* [WHAT TO WORK ON]: In the material below, count the lines with the word "trajet" and state that number only.

+++ EXTRACTED INFORMATION

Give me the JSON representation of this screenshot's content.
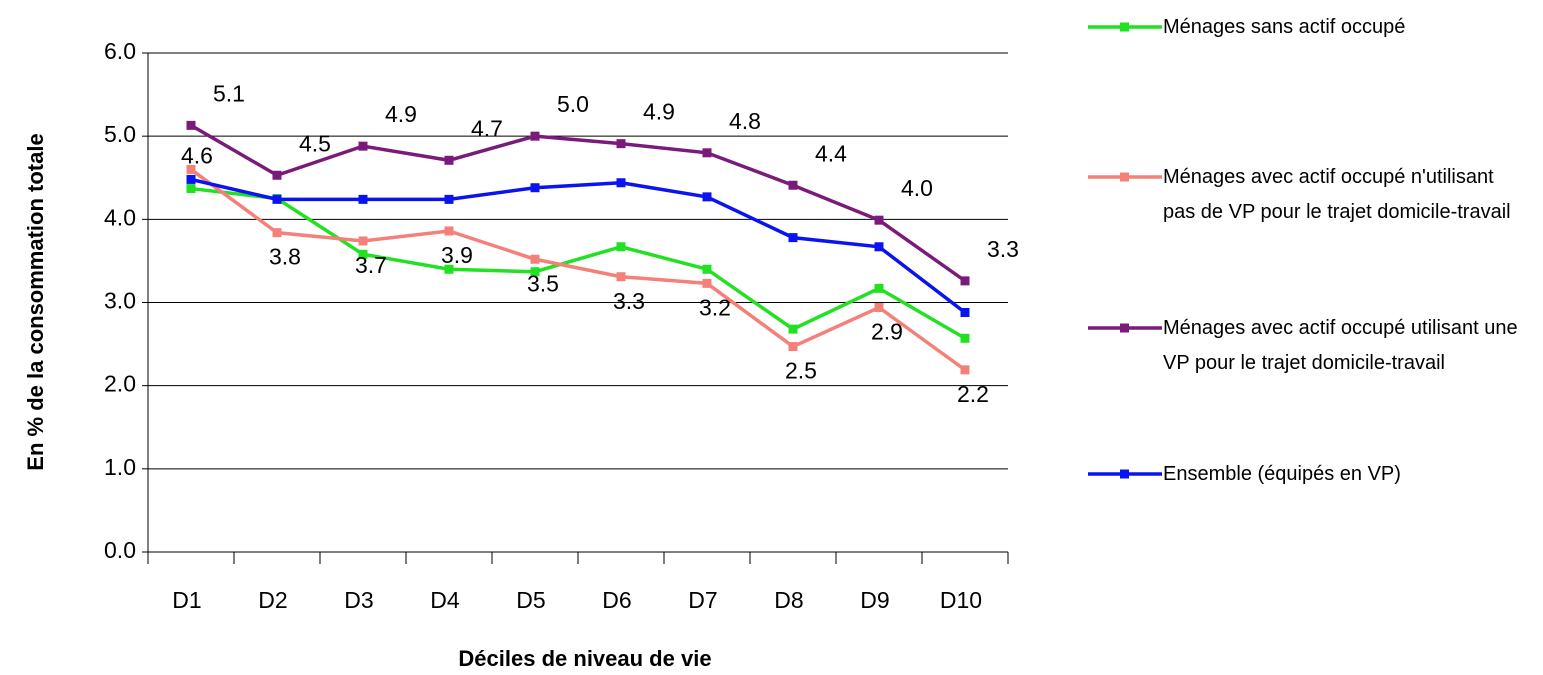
{
  "chart_data": {
    "type": "line",
    "y_label": "En % de la consommation totale",
    "x_label": "Déciles de niveau de vie",
    "categories": [
      "D1",
      "D2",
      "D3",
      "D4",
      "D5",
      "D6",
      "D7",
      "D8",
      "D9",
      "D10"
    ],
    "series": [
      {
        "name": "Ménages sans actif occupé",
        "color": "#22e022",
        "values": [
          4.37,
          4.25,
          3.58,
          3.4,
          3.37,
          3.67,
          3.4,
          2.68,
          3.17,
          2.57
        ]
      },
      {
        "name": "Ménages avec actif occupé n'utilisant pas de VP pour le trajet domicile-travail",
        "color": "#f4807a",
        "values": [
          4.6,
          3.84,
          3.74,
          3.86,
          3.52,
          3.31,
          3.23,
          2.47,
          2.94,
          2.19
        ],
        "value_labels": [
          "4.6",
          "3.8",
          "3.7",
          "3.9",
          "3.5",
          "3.3",
          "3.2",
          "2.5",
          "2.9",
          "2.2"
        ]
      },
      {
        "name": "Ménages avec actif occupé utilisant une VP pour le trajet domicile-travail",
        "color": "#7a1a7a",
        "values": [
          5.13,
          4.53,
          4.88,
          4.71,
          5.0,
          4.91,
          4.8,
          4.41,
          3.99,
          3.26
        ],
        "value_labels": [
          "5.1",
          "4.5",
          "4.9",
          "4.7",
          "5.0",
          "4.9",
          "4.8",
          "4.4",
          "4.0",
          "3.3"
        ]
      },
      {
        "name": "Ensemble (équipés en VP)",
        "color": "#0a14f0",
        "values": [
          4.48,
          4.24,
          4.24,
          4.24,
          4.38,
          4.44,
          4.27,
          3.78,
          3.67,
          2.88
        ]
      }
    ],
    "ylim": [
      0,
      6
    ],
    "yticks": [
      {
        "value": 0,
        "label": "0.0"
      },
      {
        "value": 1,
        "label": "1.0"
      },
      {
        "value": 2,
        "label": "2.0"
      },
      {
        "value": 3,
        "label": "3.0"
      },
      {
        "value": 4,
        "label": "4.0"
      },
      {
        "value": 5,
        "label": "5.0"
      },
      {
        "value": 6,
        "label": "6.0"
      }
    ],
    "grid": true
  }
}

++++++

* [CORRECT OUTPUT]: 2